### Goal of the exercise
Reproduce the material exactly, omitting nothing.
..........
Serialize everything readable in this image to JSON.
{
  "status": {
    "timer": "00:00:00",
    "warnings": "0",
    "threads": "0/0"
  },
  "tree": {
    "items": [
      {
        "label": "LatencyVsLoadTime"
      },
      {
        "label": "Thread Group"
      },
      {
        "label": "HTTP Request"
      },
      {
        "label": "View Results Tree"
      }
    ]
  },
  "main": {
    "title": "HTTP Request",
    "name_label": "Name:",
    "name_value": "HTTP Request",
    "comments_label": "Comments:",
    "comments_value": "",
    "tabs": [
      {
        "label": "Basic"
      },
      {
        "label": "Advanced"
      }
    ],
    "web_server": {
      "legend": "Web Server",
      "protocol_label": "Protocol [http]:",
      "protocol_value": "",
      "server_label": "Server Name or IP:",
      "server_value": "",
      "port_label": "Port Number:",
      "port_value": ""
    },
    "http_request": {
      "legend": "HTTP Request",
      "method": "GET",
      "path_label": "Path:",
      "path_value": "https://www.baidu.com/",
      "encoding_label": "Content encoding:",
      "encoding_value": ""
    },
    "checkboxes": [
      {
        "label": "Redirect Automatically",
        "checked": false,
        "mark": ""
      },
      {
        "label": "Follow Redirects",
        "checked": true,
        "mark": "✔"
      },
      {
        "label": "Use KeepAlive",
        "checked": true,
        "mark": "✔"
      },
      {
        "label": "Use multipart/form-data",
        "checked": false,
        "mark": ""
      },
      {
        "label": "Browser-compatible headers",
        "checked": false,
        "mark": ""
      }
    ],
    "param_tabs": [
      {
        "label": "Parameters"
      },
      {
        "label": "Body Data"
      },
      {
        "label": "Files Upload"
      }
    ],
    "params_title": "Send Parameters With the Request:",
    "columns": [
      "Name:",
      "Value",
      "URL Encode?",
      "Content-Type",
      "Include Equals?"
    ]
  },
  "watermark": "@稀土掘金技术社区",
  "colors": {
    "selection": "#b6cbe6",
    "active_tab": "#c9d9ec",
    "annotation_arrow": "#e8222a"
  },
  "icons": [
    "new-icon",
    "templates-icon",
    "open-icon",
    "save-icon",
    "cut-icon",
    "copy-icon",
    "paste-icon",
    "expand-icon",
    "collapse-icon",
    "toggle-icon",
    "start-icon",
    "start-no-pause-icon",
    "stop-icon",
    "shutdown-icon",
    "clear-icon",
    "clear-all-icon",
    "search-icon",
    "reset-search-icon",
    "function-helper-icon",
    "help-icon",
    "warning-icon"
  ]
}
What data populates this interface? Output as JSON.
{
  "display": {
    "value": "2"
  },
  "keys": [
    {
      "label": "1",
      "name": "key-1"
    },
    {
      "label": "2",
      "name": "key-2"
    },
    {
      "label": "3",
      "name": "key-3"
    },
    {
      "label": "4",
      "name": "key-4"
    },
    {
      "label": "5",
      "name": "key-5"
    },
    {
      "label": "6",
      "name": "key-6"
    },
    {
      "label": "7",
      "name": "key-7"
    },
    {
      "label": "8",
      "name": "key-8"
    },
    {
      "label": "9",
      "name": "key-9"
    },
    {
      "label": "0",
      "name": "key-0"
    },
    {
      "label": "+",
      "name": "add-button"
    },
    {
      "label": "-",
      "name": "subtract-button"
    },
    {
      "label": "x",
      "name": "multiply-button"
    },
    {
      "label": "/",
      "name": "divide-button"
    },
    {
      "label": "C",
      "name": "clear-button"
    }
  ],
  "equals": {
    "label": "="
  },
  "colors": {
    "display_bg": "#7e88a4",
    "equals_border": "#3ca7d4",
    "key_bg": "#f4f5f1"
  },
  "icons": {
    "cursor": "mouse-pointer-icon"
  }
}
..........
### Task solution
Serialize everything readable in this image to JSON.
{
  "status": {
    "timer": "00:00:00",
    "warnings": "0",
    "threads": "0/0"
  },
  "tree": {
    "items": [
      {
        "label": "LatencyVsLoadTime"
      },
      {
        "label": "Thread Group"
      },
      {
        "label": "HTTP Request"
      },
      {
        "label": "View Results Tree"
      }
    ]
  },
  "main": {
    "title": "HTTP Request",
    "name_label": "Name:",
    "name_value": "HTTP Request",
    "comments_label": "Comments:",
    "comments_value": "",
    "tabs": [
      {
        "label": "Basic"
      },
      {
        "label": "Advanced"
      }
    ],
    "web_server": {
      "legend": "Web Server",
      "protocol_label": "Protocol [http]:",
      "protocol_value": "",
      "server_label": "Server Name or IP:",
      "server_value": "",
      "port_label": "Port Number:",
      "port_value": ""
    },
    "http_request": {
      "legend": "HTTP Request",
      "method": "GET",
      "path_label": "Path:",
      "path_value": "https://www.baidu.com/",
      "encoding_label": "Content encoding:",
      "encoding_value": ""
    },
    "checkboxes": [
      {
        "label": "Redirect Automatically",
        "checked": false,
        "mark": ""
      },
      {
        "label": "Follow Redirects",
        "checked": true,
        "mark": "✔"
      },
      {
        "label": "Use KeepAlive",
        "checked": true,
        "mark": "✔"
      },
      {
        "label": "Use multipart/form-data",
        "checked": false,
        "mark": ""
      },
      {
        "label": "Browser-compatible headers",
        "checked": false,
        "mark": ""
      }
    ],
    "param_tabs": [
      {
        "label": "Parameters"
      },
      {
        "label": "Body Data"
      },
      {
        "label": "Files Upload"
      }
    ],
    "params_title": "Send Parameters With the Request:",
    "columns": [
      "Name:",
      "Value",
      "URL Encode?",
      "Content-Type",
      "Include Equals?"
    ]
  },
  "watermark": "@稀土掘金技术社区",
  "colors": {
    "selection": "#b6cbe6",
    "active_tab": "#c9d9ec",
    "annotation_arrow": "#e8222a"
  },
  "icons": [
    "new-icon",
    "templates-icon",
    "open-icon",
    "save-icon",
    "cut-icon",
    "copy-icon",
    "paste-icon",
    "expand-icon",
    "collapse-icon",
    "toggle-icon",
    "start-icon",
    "start-no-pause-icon",
    "stop-icon",
    "shutdown-icon",
    "clear-icon",
    "clear-all-icon",
    "search-icon",
    "reset-search-icon",
    "function-helper-icon",
    "help-icon",
    "warning-icon"
  ]
}
What data populates this interface? Output as JSON.
{
  "display": {
    "value": "2"
  },
  "keys": [
    {
      "label": "1",
      "name": "key-1"
    },
    {
      "label": "2",
      "name": "key-2"
    },
    {
      "label": "3",
      "name": "key-3"
    },
    {
      "label": "4",
      "name": "key-4"
    },
    {
      "label": "5",
      "name": "key-5"
    },
    {
      "label": "6",
      "name": "key-6"
    },
    {
      "label": "7",
      "name": "key-7"
    },
    {
      "label": "8",
      "name": "key-8"
    },
    {
      "label": "9",
      "name": "key-9"
    },
    {
      "label": "0",
      "name": "key-0"
    },
    {
      "label": "+",
      "name": "add-button"
    },
    {
      "label": "-",
      "name": "subtract-button"
    },
    {
      "label": "x",
      "name": "multiply-button"
    },
    {
      "label": "/",
      "name": "divide-button"
    },
    {
      "label": "C",
      "name": "clear-button"
    }
  ],
  "equals": {
    "label": "="
  },
  "colors": {
    "display_bg": "#7e88a4",
    "equals_border": "#3ca7d4",
    "key_bg": "#f4f5f1"
  },
  "icons": {
    "cursor": "mouse-pointer-icon"
  }
}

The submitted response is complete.